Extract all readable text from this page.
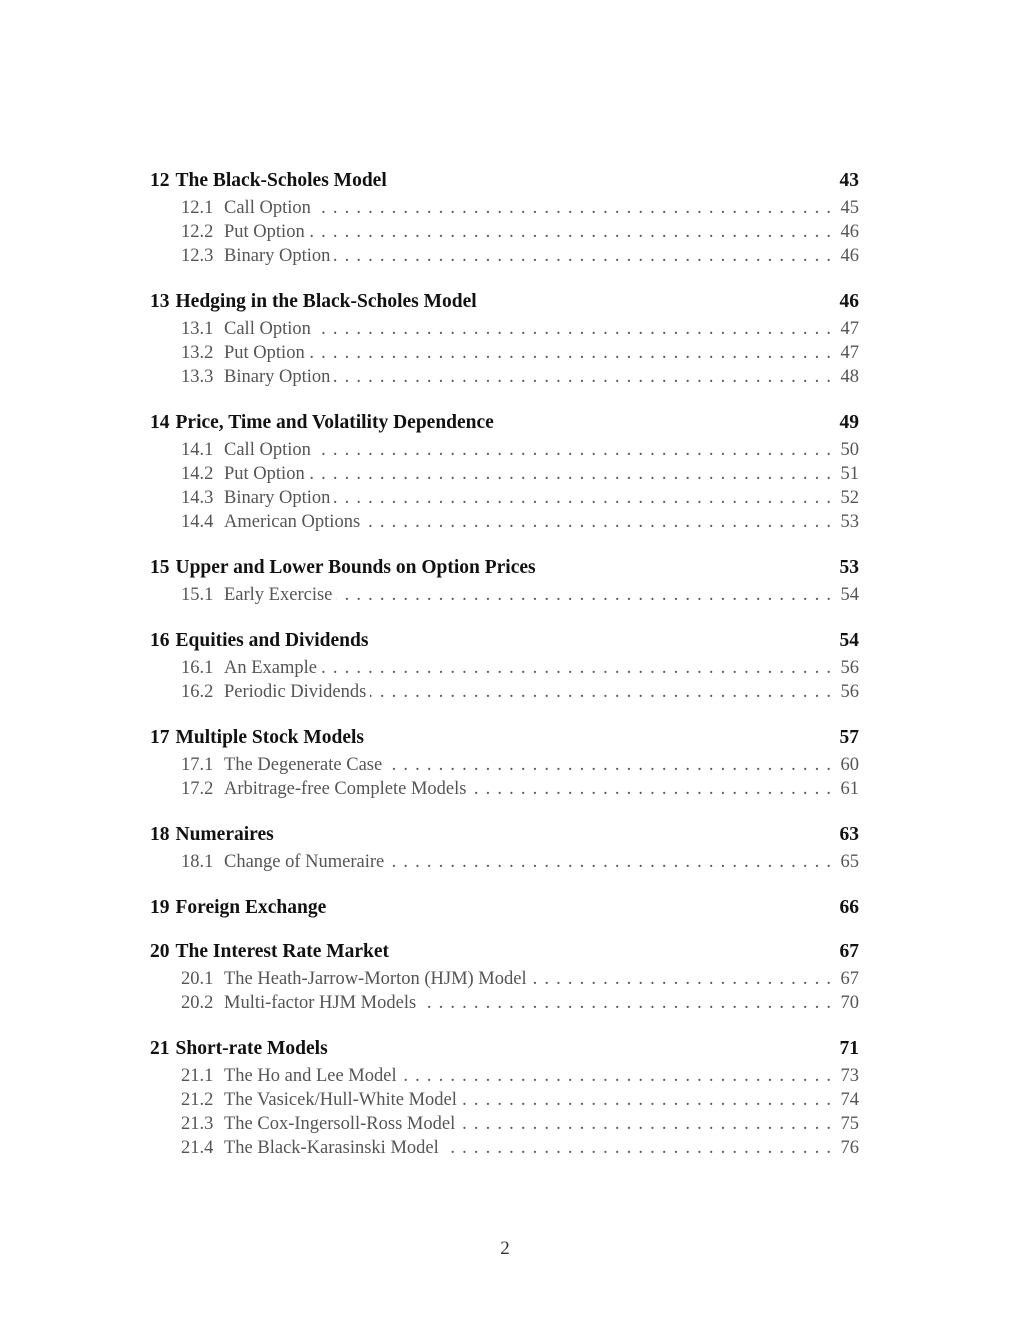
12 The Black-Scholes Model	43
12.1 Call Option . . .	45
12.2 Put Option . . .	46
12.3 Binary Option . . .	46
13 Hedging in the Black-Scholes Model	46
13.1 Call Option . . .	47
13.2 Put Option . . .	47
13.3 Binary Option . . .	48
14 Price, Time and Volatility Dependence	49
14.1 Call Option . . .	50
14.2 Put Option . . .	51
14.3 Binary Option . . .	52
14.4 American Options . . .	53
15 Upper and Lower Bounds on Option Prices	53
15.1 Early Exercise . . .	54
16 Equities and Dividends	54
16.1 An Example . . .	56
16.2 Periodic Dividends . . .	56
17 Multiple Stock Models	57
17.1 The Degenerate Case . . .	60
17.2 Arbitrage-free Complete Models . . .	61
18 Numeraires	63
18.1 Change of Numeraire . . .	65
19 Foreign Exchange	66
20 The Interest Rate Market	67
20.1 The Heath-Jarrow-Morton (HJM) Model . . .	67
20.2 Multi-factor HJM Models . . .	70
21 Short-rate Models	71
21.1 The Ho and Lee Model . . .	73
21.2 The Vasicek/Hull-White Model . . .	74
21.3 The Cox-Ingersoll-Ross Model . . .	75
21.4 The Black-Karasinski Model . . .	76
2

**EXERCISE PROMPT:** Read the entries and pick out all lines that include the word "Binary".

**PROBLEM SOLUTION:**
12.3 Binary Option . . .	46
13.3 Binary Option . . .	48
14.3 Binary Option . . .	52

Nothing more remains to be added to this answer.